▸ **Written exercise**: Extract all records. Keep each one exact.

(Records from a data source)

※

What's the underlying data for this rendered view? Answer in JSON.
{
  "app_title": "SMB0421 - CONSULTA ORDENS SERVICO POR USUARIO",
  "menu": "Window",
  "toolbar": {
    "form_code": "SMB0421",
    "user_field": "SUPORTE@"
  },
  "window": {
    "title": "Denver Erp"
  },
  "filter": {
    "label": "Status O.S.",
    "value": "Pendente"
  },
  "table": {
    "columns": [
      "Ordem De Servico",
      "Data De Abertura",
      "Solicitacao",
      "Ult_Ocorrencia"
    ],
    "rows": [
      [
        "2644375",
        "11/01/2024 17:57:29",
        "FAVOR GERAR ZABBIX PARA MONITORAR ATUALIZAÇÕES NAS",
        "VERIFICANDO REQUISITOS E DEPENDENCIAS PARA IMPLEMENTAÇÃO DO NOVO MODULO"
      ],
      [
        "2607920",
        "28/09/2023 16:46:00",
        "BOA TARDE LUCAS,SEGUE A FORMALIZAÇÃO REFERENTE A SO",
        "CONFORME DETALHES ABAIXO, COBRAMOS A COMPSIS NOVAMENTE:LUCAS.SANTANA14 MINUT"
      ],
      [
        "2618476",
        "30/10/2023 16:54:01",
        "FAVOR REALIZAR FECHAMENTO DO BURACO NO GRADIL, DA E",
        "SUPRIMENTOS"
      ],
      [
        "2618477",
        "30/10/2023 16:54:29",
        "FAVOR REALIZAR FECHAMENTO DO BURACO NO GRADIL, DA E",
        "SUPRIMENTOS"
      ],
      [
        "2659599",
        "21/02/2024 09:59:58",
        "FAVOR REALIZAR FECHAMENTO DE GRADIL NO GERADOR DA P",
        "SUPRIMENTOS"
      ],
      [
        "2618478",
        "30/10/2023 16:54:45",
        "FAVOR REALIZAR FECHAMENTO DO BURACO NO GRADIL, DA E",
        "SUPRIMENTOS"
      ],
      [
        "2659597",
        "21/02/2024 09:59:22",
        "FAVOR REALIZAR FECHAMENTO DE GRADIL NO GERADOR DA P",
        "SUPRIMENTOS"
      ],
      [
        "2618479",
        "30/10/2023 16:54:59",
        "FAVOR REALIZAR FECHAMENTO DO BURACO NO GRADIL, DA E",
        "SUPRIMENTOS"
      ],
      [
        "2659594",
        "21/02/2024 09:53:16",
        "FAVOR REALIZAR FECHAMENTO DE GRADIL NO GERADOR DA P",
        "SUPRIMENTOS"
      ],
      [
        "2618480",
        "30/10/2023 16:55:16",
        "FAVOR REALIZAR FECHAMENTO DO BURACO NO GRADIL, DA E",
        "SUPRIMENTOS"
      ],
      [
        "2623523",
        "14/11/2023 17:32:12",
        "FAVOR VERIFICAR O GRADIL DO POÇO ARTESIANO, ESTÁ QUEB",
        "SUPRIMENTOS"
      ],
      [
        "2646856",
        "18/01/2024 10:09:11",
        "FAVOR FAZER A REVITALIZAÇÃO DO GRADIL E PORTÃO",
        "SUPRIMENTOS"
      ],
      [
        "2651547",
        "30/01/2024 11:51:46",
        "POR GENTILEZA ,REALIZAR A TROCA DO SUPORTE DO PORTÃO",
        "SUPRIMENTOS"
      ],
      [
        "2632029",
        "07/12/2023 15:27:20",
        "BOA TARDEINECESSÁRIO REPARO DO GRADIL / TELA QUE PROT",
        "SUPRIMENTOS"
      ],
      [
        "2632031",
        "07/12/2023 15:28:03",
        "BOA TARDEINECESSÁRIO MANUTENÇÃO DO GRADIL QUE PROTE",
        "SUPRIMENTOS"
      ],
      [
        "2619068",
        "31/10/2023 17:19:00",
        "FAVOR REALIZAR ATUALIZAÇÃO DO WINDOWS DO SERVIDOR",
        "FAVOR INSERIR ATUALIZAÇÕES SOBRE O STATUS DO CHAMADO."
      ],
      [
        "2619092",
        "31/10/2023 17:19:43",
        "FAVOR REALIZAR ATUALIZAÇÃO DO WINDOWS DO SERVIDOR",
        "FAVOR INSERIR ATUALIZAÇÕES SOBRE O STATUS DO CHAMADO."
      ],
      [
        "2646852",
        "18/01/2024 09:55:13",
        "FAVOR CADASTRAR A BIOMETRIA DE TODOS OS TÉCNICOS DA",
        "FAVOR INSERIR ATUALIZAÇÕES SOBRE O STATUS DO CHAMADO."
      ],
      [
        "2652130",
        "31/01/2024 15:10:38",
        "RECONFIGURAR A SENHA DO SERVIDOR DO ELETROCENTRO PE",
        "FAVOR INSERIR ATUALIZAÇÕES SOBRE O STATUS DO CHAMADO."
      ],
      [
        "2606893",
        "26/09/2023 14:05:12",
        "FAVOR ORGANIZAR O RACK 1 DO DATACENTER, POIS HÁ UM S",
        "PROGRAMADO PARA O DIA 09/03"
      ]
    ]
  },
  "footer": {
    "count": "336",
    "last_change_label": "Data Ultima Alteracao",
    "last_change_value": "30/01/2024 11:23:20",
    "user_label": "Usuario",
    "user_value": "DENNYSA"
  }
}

※

▸ **Problem solution**:
What's the underlying data for this rendered view? Answer in JSON.
{
  "app_title": "SMB0421 - CONSULTA ORDENS SERVICO POR USUARIO",
  "menu": "Window",
  "toolbar": {
    "form_code": "SMB0421",
    "user_field": "SUPORTE@"
  },
  "window": {
    "title": "Denver Erp"
  },
  "filter": {
    "label": "Status O.S.",
    "value": "Pendente"
  },
  "table": {
    "columns": [
      "Ordem De Servico",
      "Data De Abertura",
      "Solicitacao",
      "Ult_Ocorrencia"
    ],
    "rows": [
      [
        "2644375",
        "11/01/2024 17:57:29",
        "FAVOR GERAR ZABBIX PARA MONITORAR ATUALIZAÇÕES NAS",
        "VERIFICANDO REQUISITOS E DEPENDENCIAS PARA IMPLEMENTAÇÃO DO NOVO MODULO"
      ],
      [
        "2607920",
        "28/09/2023 16:46:00",
        "BOA TARDE LUCAS,SEGUE A FORMALIZAÇÃO REFERENTE A SO",
        "CONFORME DETALHES ABAIXO, COBRAMOS A COMPSIS NOVAMENTE:LUCAS.SANTANA14 MINUT"
      ],
      [
        "2618476",
        "30/10/2023 16:54:01",
        "FAVOR REALIZAR FECHAMENTO DO BURACO NO GRADIL, DA E",
        "SUPRIMENTOS"
      ],
      [
        "2618477",
        "30/10/2023 16:54:29",
        "FAVOR REALIZAR FECHAMENTO DO BURACO NO GRADIL, DA E",
        "SUPRIMENTOS"
      ],
      [
        "2659599",
        "21/02/2024 09:59:58",
        "FAVOR REALIZAR FECHAMENTO DE GRADIL NO GERADOR DA P",
        "SUPRIMENTOS"
      ],
      [
        "2618478",
        "30/10/2023 16:54:45",
        "FAVOR REALIZAR FECHAMENTO DO BURACO NO GRADIL, DA E",
        "SUPRIMENTOS"
      ],
      [
        "2659597",
        "21/02/2024 09:59:22",
        "FAVOR REALIZAR FECHAMENTO DE GRADIL NO GERADOR DA P",
        "SUPRIMENTOS"
      ],
      [
        "2618479",
        "30/10/2023 16:54:59",
        "FAVOR REALIZAR FECHAMENTO DO BURACO NO GRADIL, DA E",
        "SUPRIMENTOS"
      ],
      [
        "2659594",
        "21/02/2024 09:53:16",
        "FAVOR REALIZAR FECHAMENTO DE GRADIL NO GERADOR DA P",
        "SUPRIMENTOS"
      ],
      [
        "2618480",
        "30/10/2023 16:55:16",
        "FAVOR REALIZAR FECHAMENTO DO BURACO NO GRADIL, DA E",
        "SUPRIMENTOS"
      ],
      [
        "2623523",
        "14/11/2023 17:32:12",
        "FAVOR VERIFICAR O GRADIL DO POÇO ARTESIANO, ESTÁ QUEB",
        "SUPRIMENTOS"
      ],
      [
        "2646856",
        "18/01/2024 10:09:11",
        "FAVOR FAZER A REVITALIZAÇÃO DO GRADIL E PORTÃO",
        "SUPRIMENTOS"
      ],
      [
        "2651547",
        "30/01/2024 11:51:46",
        "POR GENTILEZA ,REALIZAR A TROCA DO SUPORTE DO PORTÃO",
        "SUPRIMENTOS"
      ],
      [
        "2632029",
        "07/12/2023 15:27:20",
        "BOA TARDEINECESSÁRIO REPARO DO GRADIL / TELA QUE PROT",
        "SUPRIMENTOS"
      ],
      [
        "2632031",
        "07/12/2023 15:28:03",
        "BOA TARDEINECESSÁRIO MANUTENÇÃO DO GRADIL QUE PROTE",
        "SUPRIMENTOS"
      ],
      [
        "2619068",
        "31/10/2023 17:19:00",
        "FAVOR REALIZAR ATUALIZAÇÃO DO WINDOWS DO SERVIDOR",
        "FAVOR INSERIR ATUALIZAÇÕES SOBRE O STATUS DO CHAMADO."
      ],
      [
        "2619092",
        "31/10/2023 17:19:43",
        "FAVOR REALIZAR ATUALIZAÇÃO DO WINDOWS DO SERVIDOR",
        "FAVOR INSERIR ATUALIZAÇÕES SOBRE O STATUS DO CHAMADO."
      ],
      [
        "2646852",
        "18/01/2024 09:55:13",
        "FAVOR CADASTRAR A BIOMETRIA DE TODOS OS TÉCNICOS DA",
        "FAVOR INSERIR ATUALIZAÇÕES SOBRE O STATUS DO CHAMADO."
      ],
      [
        "2652130",
        "31/01/2024 15:10:38",
        "RECONFIGURAR A SENHA DO SERVIDOR DO ELETROCENTRO PE",
        "FAVOR INSERIR ATUALIZAÇÕES SOBRE O STATUS DO CHAMADO."
      ],
      [
        "2606893",
        "26/09/2023 14:05:12",
        "FAVOR ORGANIZAR O RACK 1 DO DATACENTER, POIS HÁ UM S",
        "PROGRAMADO PARA O DIA 09/03"
      ]
    ]
  },
  "footer": {
    "count": "336",
    "last_change_label": "Data Ultima Alteracao",
    "last_change_value": "30/01/2024 11:23:20",
    "user_label": "Usuario",
    "user_value": "DENNYSA"
  }
}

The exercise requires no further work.